= What to produce =
Every record must be repeated exactly; omit any pictures they contain.

Dataset items
┄┄┄┄┄┄┄┄┄┄
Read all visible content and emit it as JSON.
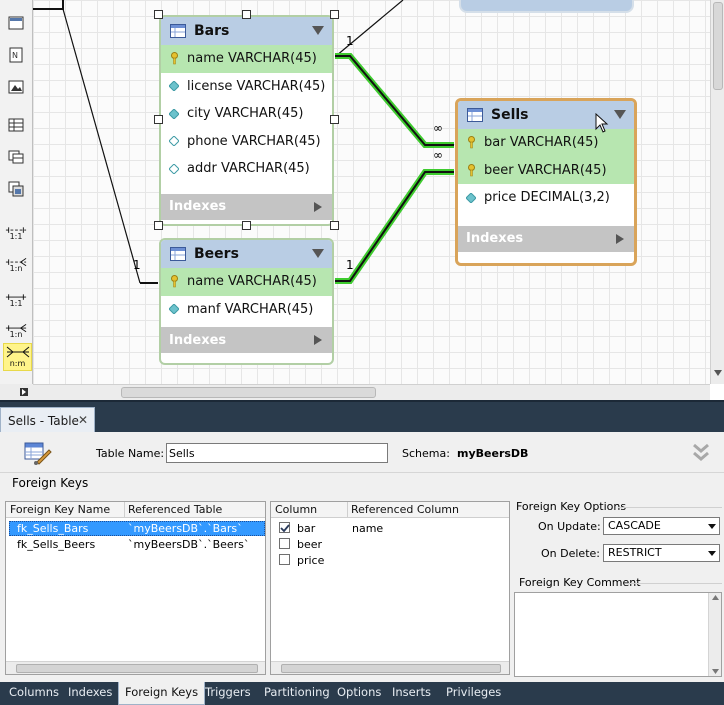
{
  "toolbar": {
    "rel_11_a": "1:1",
    "rel_1n_a": "1:n",
    "rel_11_b": "1:1",
    "rel_1n_b": "1:n",
    "rel_nm": "n:m"
  },
  "diagram": {
    "bars": {
      "title": "Bars",
      "columns": [
        "name VARCHAR(45)",
        "license VARCHAR(45)",
        "city VARCHAR(45)",
        "phone VARCHAR(45)",
        "addr VARCHAR(45)"
      ],
      "indexes": "Indexes"
    },
    "beers": {
      "title": "Beers",
      "columns": [
        "name VARCHAR(45)",
        "manf VARCHAR(45)"
      ],
      "indexes": "Indexes"
    },
    "sells": {
      "title": "Sells",
      "columns": [
        "bar VARCHAR(45)",
        "beer VARCHAR(45)",
        "price DECIMAL(3,2)"
      ],
      "indexes": "Indexes"
    },
    "cardinality": {
      "bars_one": "1",
      "top_one": "1",
      "beers_one": "1",
      "sells_many_a": "∞",
      "sells_many_b": "∞",
      "left_one": "1"
    }
  },
  "editor": {
    "tab_label": "Sells - Table",
    "table_name_label": "Table Name:",
    "table_name_value": "Sells",
    "schema_label": "Schema:",
    "schema_value": "myBeersDB",
    "section_title": "Foreign Keys",
    "fk_list": {
      "headers": [
        "Foreign Key Name",
        "Referenced Table"
      ],
      "rows": [
        {
          "name": "fk_Sells_Bars",
          "table": "`myBeersDB`.`Bars`"
        },
        {
          "name": "fk_Sells_Beers",
          "table": "`myBeersDB`.`Beers`"
        }
      ]
    },
    "columns": {
      "headers": [
        "Column",
        "Referenced Column"
      ],
      "rows": [
        {
          "name": "bar",
          "ref": "name",
          "checked": true
        },
        {
          "name": "beer",
          "ref": "",
          "checked": false
        },
        {
          "name": "price",
          "ref": "",
          "checked": false
        }
      ]
    },
    "options": {
      "title": "Foreign Key Options",
      "on_update_label": "On Update:",
      "on_update_value": "CASCADE",
      "on_delete_label": "On Delete:",
      "on_delete_value": "RESTRICT",
      "comment_title": "Foreign Key Comment"
    },
    "bottom_tabs": [
      "Columns",
      "Indexes",
      "Foreign Keys",
      "Triggers",
      "Partitioning",
      "Options",
      "Inserts",
      "Privileges"
    ],
    "active_tab": "Foreign Keys"
  }
}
┄┄┄┄┄┄┄┄┄┄
= Solution below =
Read all visible content and emit it as JSON.
{
  "toolbar": {
    "rel_11_a": "1:1",
    "rel_1n_a": "1:n",
    "rel_11_b": "1:1",
    "rel_1n_b": "1:n",
    "rel_nm": "n:m"
  },
  "diagram": {
    "bars": {
      "title": "Bars",
      "columns": [
        "name VARCHAR(45)",
        "license VARCHAR(45)",
        "city VARCHAR(45)",
        "phone VARCHAR(45)",
        "addr VARCHAR(45)"
      ],
      "indexes": "Indexes"
    },
    "beers": {
      "title": "Beers",
      "columns": [
        "name VARCHAR(45)",
        "manf VARCHAR(45)"
      ],
      "indexes": "Indexes"
    },
    "sells": {
      "title": "Sells",
      "columns": [
        "bar VARCHAR(45)",
        "beer VARCHAR(45)",
        "price DECIMAL(3,2)"
      ],
      "indexes": "Indexes"
    },
    "cardinality": {
      "bars_one": "1",
      "top_one": "1",
      "beers_one": "1",
      "sells_many_a": "∞",
      "sells_many_b": "∞",
      "left_one": "1"
    }
  },
  "editor": {
    "tab_label": "Sells - Table",
    "table_name_label": "Table Name:",
    "table_name_value": "Sells",
    "schema_label": "Schema:",
    "schema_value": "myBeersDB",
    "section_title": "Foreign Keys",
    "fk_list": {
      "headers": [
        "Foreign Key Name",
        "Referenced Table"
      ],
      "rows": [
        {
          "name": "fk_Sells_Bars",
          "table": "`myBeersDB`.`Bars`"
        },
        {
          "name": "fk_Sells_Beers",
          "table": "`myBeersDB`.`Beers`"
        }
      ]
    },
    "columns": {
      "headers": [
        "Column",
        "Referenced Column"
      ],
      "rows": [
        {
          "name": "bar",
          "ref": "name",
          "checked": true
        },
        {
          "name": "beer",
          "ref": "",
          "checked": false
        },
        {
          "name": "price",
          "ref": "",
          "checked": false
        }
      ]
    },
    "options": {
      "title": "Foreign Key Options",
      "on_update_label": "On Update:",
      "on_update_value": "CASCADE",
      "on_delete_label": "On Delete:",
      "on_delete_value": "RESTRICT",
      "comment_title": "Foreign Key Comment"
    },
    "bottom_tabs": [
      "Columns",
      "Indexes",
      "Foreign Keys",
      "Triggers",
      "Partitioning",
      "Options",
      "Inserts",
      "Privileges"
    ],
    "active_tab": "Foreign Keys"
  }
}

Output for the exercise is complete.